# Your task
Copy the items below exactly, beginning with their first line and continuing up to and including the line with "pin-number: 9: [296, 260, 304, 274]".

## START

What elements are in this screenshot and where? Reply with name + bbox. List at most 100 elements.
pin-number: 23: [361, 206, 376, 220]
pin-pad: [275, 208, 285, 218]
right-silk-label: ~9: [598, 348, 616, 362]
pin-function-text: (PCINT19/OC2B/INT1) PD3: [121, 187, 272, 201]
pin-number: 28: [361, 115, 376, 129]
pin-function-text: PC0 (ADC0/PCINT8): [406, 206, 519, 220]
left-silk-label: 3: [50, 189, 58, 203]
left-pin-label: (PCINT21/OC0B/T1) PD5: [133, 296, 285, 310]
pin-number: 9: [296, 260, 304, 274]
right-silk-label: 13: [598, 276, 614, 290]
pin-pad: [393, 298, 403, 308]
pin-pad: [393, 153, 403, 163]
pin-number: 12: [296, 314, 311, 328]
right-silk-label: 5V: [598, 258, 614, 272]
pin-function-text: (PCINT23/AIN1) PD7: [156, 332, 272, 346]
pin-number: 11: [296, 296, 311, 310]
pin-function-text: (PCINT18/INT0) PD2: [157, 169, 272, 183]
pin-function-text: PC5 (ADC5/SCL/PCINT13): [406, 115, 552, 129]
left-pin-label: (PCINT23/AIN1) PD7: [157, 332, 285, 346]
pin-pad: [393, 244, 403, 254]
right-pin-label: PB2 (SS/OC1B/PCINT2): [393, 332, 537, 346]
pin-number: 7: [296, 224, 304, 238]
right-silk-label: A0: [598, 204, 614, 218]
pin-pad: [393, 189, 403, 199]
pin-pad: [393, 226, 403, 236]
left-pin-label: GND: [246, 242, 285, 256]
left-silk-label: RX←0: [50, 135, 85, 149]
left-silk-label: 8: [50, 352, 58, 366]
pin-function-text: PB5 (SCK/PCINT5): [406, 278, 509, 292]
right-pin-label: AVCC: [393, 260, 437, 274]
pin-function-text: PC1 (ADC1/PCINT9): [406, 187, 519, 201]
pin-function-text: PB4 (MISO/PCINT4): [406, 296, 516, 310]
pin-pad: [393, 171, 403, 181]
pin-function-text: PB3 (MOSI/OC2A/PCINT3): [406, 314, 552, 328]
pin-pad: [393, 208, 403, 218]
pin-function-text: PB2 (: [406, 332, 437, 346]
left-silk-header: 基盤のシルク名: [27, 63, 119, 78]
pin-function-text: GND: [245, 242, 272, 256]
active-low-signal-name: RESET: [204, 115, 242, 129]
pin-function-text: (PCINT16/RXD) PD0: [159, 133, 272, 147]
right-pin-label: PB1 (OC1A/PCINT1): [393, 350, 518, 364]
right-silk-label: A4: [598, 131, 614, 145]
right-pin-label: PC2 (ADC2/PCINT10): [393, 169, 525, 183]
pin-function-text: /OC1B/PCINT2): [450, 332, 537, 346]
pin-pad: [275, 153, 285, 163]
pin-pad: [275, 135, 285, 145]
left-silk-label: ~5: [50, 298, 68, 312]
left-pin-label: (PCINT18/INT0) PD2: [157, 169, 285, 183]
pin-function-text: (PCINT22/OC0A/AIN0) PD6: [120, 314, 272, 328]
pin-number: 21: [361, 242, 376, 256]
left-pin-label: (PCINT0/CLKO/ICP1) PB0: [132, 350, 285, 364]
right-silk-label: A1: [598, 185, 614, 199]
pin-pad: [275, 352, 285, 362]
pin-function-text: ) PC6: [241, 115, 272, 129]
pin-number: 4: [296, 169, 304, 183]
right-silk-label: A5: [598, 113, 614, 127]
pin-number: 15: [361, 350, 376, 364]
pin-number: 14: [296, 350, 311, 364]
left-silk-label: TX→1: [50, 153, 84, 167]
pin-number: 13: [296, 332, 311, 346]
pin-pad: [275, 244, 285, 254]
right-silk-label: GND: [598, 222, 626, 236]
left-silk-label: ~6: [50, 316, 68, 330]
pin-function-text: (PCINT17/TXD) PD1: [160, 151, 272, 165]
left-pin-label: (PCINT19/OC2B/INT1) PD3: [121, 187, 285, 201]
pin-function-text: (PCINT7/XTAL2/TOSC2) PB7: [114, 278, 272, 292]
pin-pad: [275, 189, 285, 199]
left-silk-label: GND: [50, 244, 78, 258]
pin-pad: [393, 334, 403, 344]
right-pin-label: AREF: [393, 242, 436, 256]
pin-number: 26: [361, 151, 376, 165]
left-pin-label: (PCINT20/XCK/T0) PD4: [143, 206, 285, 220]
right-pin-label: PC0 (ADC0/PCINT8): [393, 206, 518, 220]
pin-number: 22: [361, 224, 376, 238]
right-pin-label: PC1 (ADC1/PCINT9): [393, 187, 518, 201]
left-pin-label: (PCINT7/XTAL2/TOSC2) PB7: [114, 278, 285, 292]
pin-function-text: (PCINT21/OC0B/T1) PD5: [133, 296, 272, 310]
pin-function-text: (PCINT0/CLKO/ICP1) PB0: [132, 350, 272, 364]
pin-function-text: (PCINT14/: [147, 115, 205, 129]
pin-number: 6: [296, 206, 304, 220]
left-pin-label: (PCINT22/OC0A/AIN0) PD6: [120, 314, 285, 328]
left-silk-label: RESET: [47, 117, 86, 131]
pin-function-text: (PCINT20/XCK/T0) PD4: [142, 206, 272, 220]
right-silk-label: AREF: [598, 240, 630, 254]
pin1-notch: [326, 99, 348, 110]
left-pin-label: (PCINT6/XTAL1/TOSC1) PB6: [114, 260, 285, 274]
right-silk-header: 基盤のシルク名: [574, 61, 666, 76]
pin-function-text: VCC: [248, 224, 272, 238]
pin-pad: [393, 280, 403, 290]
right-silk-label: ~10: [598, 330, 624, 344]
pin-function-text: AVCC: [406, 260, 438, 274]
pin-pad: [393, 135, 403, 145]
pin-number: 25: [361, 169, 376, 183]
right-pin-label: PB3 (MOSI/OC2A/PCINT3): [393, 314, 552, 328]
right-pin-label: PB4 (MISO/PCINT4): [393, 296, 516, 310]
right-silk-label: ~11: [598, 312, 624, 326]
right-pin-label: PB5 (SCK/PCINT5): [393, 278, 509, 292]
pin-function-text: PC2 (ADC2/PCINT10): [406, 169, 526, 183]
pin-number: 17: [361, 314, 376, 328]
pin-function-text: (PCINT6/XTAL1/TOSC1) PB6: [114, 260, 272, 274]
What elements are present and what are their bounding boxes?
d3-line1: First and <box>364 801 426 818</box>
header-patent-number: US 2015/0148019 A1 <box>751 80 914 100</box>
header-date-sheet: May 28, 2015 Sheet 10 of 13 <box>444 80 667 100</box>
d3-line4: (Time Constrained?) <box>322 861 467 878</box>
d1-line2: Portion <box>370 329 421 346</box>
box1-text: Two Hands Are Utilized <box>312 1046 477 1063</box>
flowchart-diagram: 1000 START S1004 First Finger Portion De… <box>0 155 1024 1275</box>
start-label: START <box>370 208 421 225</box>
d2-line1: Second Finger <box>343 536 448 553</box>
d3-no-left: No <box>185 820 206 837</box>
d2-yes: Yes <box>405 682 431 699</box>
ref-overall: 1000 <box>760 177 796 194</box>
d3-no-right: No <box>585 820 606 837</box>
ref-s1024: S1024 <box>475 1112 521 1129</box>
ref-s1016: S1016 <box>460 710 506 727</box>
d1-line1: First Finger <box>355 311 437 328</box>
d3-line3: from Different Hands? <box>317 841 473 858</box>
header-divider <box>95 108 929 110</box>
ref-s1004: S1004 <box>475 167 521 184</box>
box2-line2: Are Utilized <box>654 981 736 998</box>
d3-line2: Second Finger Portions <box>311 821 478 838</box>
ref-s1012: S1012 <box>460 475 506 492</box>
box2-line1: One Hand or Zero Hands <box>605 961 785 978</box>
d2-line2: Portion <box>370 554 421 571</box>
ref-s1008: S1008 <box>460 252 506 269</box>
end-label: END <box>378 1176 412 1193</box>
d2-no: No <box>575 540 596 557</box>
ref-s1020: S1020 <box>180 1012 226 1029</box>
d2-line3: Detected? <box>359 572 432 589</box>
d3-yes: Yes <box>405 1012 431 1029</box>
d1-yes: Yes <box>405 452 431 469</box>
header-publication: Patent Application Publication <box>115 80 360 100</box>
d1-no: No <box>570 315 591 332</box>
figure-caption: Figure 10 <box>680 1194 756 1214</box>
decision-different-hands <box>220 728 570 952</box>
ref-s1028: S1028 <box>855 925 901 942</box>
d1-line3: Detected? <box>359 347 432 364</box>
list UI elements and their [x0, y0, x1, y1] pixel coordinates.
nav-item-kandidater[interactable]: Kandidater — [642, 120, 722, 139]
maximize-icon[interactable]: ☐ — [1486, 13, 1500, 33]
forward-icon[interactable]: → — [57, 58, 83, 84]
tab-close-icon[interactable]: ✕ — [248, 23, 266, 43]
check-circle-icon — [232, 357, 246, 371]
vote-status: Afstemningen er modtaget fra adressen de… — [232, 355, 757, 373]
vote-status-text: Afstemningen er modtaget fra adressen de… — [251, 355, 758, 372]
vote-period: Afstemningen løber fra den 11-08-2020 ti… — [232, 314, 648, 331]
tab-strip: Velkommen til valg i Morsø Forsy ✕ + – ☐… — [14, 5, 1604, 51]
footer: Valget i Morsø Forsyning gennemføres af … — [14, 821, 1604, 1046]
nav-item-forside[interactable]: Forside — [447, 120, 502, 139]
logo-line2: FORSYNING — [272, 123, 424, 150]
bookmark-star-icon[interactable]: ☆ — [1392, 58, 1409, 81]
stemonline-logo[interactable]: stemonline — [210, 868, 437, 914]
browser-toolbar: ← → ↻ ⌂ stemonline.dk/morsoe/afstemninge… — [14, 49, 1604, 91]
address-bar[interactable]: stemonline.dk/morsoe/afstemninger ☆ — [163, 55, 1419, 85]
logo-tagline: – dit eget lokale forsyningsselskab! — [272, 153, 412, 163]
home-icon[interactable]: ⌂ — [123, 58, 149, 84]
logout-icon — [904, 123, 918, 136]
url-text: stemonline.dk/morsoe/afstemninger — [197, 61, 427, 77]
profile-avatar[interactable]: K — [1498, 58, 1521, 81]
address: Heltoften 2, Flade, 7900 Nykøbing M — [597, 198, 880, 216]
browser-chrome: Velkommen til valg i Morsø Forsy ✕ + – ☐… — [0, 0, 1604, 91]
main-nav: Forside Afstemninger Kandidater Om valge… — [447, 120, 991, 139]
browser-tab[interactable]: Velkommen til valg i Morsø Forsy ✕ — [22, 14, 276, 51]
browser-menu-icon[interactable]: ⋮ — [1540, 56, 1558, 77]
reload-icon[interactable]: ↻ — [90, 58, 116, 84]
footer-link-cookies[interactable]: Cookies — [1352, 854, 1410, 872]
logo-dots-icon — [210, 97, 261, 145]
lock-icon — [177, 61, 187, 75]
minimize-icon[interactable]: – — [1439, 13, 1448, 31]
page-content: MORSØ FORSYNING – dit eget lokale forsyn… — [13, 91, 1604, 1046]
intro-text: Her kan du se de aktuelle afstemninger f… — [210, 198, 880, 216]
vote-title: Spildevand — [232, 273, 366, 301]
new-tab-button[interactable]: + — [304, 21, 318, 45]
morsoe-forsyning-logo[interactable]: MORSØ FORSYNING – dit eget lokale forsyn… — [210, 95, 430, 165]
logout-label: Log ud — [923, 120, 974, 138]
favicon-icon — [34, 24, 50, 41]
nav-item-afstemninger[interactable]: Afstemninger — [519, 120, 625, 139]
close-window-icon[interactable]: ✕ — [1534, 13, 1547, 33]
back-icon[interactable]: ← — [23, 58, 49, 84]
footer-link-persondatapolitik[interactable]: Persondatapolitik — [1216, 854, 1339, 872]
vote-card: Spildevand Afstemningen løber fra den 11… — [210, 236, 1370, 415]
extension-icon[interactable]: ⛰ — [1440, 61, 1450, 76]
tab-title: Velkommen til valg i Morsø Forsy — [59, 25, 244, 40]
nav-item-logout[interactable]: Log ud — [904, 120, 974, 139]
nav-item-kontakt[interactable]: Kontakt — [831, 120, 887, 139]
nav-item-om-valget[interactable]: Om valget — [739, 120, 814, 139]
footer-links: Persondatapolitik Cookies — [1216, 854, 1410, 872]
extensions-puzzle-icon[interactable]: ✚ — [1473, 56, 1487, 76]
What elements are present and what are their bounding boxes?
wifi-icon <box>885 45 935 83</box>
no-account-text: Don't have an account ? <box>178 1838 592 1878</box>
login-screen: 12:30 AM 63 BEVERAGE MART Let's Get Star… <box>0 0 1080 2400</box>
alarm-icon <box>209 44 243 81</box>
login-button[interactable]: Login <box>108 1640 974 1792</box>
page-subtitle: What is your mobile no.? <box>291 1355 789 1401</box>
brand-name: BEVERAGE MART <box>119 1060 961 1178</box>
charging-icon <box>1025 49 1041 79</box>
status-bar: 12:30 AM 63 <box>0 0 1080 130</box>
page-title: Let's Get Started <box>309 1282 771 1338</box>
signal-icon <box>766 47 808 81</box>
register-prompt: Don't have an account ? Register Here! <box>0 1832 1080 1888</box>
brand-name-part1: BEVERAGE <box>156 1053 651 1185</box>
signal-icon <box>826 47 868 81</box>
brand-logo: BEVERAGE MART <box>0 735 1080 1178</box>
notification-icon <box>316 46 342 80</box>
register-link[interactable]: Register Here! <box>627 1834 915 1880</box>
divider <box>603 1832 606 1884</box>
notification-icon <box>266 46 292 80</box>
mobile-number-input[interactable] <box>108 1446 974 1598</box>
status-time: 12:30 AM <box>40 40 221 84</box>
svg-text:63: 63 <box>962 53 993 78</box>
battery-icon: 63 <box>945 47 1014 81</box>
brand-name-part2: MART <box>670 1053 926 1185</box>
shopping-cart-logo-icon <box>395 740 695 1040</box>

## END

# In response
What elements are in this screenshot and where? Reply with name + bbox. List at most 100 elements.
pin-number: 23: [361, 206, 376, 220]
pin-pad: [275, 208, 285, 218]
right-silk-label: ~9: [598, 348, 616, 362]
pin-function-text: (PCINT19/OC2B/INT1) PD3: [121, 187, 272, 201]
pin-number: 28: [361, 115, 376, 129]
pin-function-text: PC0 (ADC0/PCINT8): [406, 206, 519, 220]
left-silk-label: 3: [50, 189, 58, 203]
left-pin-label: (PCINT21/OC0B/T1) PD5: [133, 296, 285, 310]
pin-number: 9: [296, 260, 304, 274]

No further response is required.